[Stored items]
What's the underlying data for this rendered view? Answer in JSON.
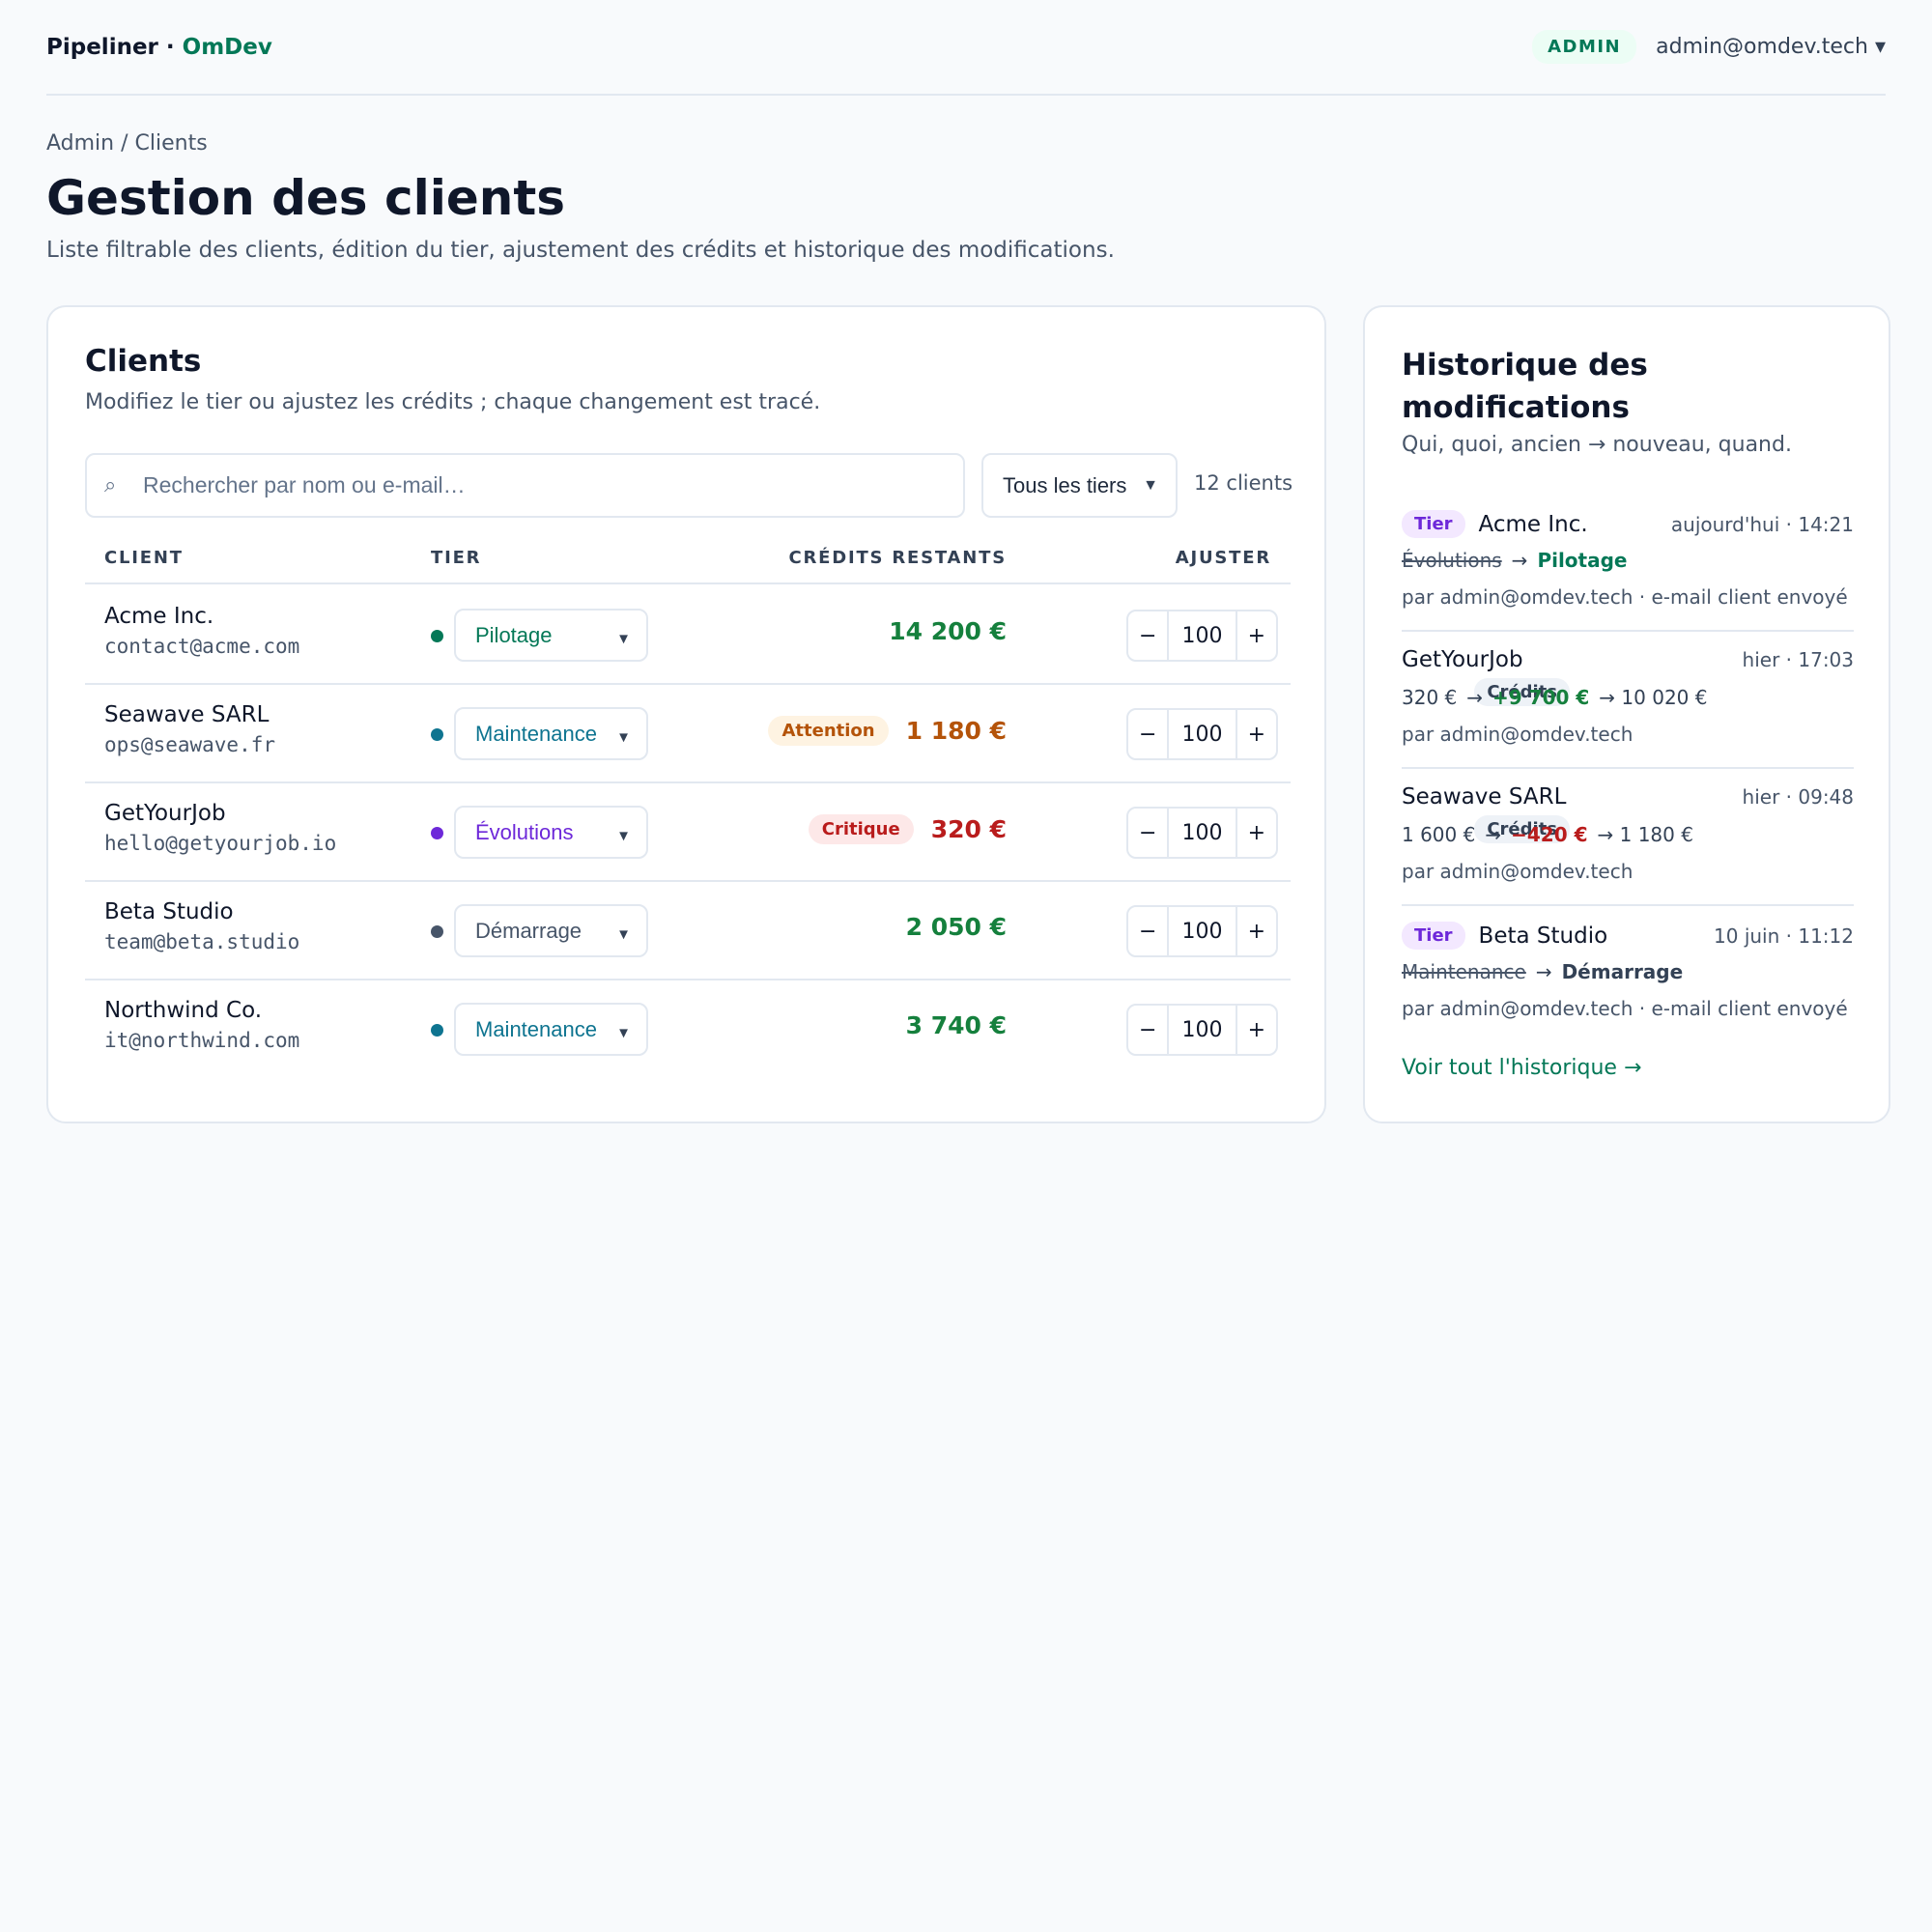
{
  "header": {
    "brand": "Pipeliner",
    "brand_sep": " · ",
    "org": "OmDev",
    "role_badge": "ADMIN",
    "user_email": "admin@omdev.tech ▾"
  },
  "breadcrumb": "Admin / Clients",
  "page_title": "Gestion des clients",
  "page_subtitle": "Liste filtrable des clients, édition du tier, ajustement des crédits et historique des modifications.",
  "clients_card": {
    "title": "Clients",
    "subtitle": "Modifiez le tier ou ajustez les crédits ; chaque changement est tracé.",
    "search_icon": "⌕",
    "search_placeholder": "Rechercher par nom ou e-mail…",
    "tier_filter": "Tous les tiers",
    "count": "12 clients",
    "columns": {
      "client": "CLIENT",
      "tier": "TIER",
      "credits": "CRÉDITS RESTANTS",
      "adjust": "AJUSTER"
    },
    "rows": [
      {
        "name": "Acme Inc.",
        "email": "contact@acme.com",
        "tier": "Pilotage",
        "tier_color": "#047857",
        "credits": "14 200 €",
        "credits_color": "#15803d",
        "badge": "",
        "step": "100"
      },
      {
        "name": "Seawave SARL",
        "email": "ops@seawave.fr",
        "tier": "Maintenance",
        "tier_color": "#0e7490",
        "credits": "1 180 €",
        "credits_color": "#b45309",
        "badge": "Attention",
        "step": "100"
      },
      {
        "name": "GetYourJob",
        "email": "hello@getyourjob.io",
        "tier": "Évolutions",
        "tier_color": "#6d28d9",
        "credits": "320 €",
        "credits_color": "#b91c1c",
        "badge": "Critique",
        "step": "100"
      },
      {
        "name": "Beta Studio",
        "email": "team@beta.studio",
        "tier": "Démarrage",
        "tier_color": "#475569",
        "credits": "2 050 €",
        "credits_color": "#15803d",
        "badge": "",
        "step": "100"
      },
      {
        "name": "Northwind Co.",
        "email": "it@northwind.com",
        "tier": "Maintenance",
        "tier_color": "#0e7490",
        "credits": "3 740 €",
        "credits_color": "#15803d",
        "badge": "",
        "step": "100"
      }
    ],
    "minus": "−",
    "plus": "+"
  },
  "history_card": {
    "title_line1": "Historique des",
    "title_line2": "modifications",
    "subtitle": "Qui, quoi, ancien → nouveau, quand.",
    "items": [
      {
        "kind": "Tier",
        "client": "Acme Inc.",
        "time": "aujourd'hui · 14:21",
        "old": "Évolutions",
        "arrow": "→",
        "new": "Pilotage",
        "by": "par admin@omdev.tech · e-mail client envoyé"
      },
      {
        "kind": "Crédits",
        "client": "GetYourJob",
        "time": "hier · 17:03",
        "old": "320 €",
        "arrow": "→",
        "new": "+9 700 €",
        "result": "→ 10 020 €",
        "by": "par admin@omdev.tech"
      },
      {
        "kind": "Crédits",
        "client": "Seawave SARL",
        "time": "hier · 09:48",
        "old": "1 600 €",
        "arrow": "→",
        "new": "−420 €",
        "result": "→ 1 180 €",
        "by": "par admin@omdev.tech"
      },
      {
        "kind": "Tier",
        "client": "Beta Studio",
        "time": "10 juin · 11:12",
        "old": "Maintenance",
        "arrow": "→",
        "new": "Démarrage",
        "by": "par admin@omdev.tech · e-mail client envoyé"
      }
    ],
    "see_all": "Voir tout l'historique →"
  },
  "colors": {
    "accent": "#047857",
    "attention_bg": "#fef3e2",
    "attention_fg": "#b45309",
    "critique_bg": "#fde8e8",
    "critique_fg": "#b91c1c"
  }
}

**WORK TO BE COMPLETED**
Exclude the pictures. Write out the remaining data exactly.

**COMPLETED TASK**
What's the underlying data for this rendered view? Answer in JSON.
{
  "header": {
    "brand": "Pipeliner",
    "brand_sep": " · ",
    "org": "OmDev",
    "role_badge": "ADMIN",
    "user_email": "admin@omdev.tech ▾"
  },
  "breadcrumb": "Admin / Clients",
  "page_title": "Gestion des clients",
  "page_subtitle": "Liste filtrable des clients, édition du tier, ajustement des crédits et historique des modifications.",
  "clients_card": {
    "title": "Clients",
    "subtitle": "Modifiez le tier ou ajustez les crédits ; chaque changement est tracé.",
    "search_icon": "⌕",
    "search_placeholder": "Rechercher par nom ou e-mail…",
    "tier_filter": "Tous les tiers",
    "count": "12 clients",
    "columns": {
      "client": "CLIENT",
      "tier": "TIER",
      "credits": "CRÉDITS RESTANTS",
      "adjust": "AJUSTER"
    },
    "rows": [
      {
        "name": "Acme Inc.",
        "email": "contact@acme.com",
        "tier": "Pilotage",
        "tier_color": "#047857",
        "credits": "14 200 €",
        "credits_color": "#15803d",
        "badge": "",
        "step": "100"
      },
      {
        "name": "Seawave SARL",
        "email": "ops@seawave.fr",
        "tier": "Maintenance",
        "tier_color": "#0e7490",
        "credits": "1 180 €",
        "credits_color": "#b45309",
        "badge": "Attention",
        "step": "100"
      },
      {
        "name": "GetYourJob",
        "email": "hello@getyourjob.io",
        "tier": "Évolutions",
        "tier_color": "#6d28d9",
        "credits": "320 €",
        "credits_color": "#b91c1c",
        "badge": "Critique",
        "step": "100"
      },
      {
        "name": "Beta Studio",
        "email": "team@beta.studio",
        "tier": "Démarrage",
        "tier_color": "#475569",
        "credits": "2 050 €",
        "credits_color": "#15803d",
        "badge": "",
        "step": "100"
      },
      {
        "name": "Northwind Co.",
        "email": "it@northwind.com",
        "tier": "Maintenance",
        "tier_color": "#0e7490",
        "credits": "3 740 €",
        "credits_color": "#15803d",
        "badge": "",
        "step": "100"
      }
    ],
    "minus": "−",
    "plus": "+"
  },
  "history_card": {
    "title_line1": "Historique des",
    "title_line2": "modifications",
    "subtitle": "Qui, quoi, ancien → nouveau, quand.",
    "items": [
      {
        "kind": "Tier",
        "client": "Acme Inc.",
        "time": "aujourd'hui · 14:21",
        "old": "Évolutions",
        "arrow": "→",
        "new": "Pilotage",
        "by": "par admin@omdev.tech · e-mail client envoyé"
      },
      {
        "kind": "Crédits",
        "client": "GetYourJob",
        "time": "hier · 17:03",
        "old": "320 €",
        "arrow": "→",
        "new": "+9 700 €",
        "result": "→ 10 020 €",
        "by": "par admin@omdev.tech"
      },
      {
        "kind": "Crédits",
        "client": "Seawave SARL",
        "time": "hier · 09:48",
        "old": "1 600 €",
        "arrow": "→",
        "new": "−420 €",
        "result": "→ 1 180 €",
        "by": "par admin@omdev.tech"
      },
      {
        "kind": "Tier",
        "client": "Beta Studio",
        "time": "10 juin · 11:12",
        "old": "Maintenance",
        "arrow": "→",
        "new": "Démarrage",
        "by": "par admin@omdev.tech · e-mail client envoyé"
      }
    ],
    "see_all": "Voir tout l'historique →"
  },
  "colors": {
    "accent": "#047857",
    "attention_bg": "#fef3e2",
    "attention_fg": "#b45309",
    "critique_bg": "#fde8e8",
    "critique_fg": "#b91c1c"
  }
}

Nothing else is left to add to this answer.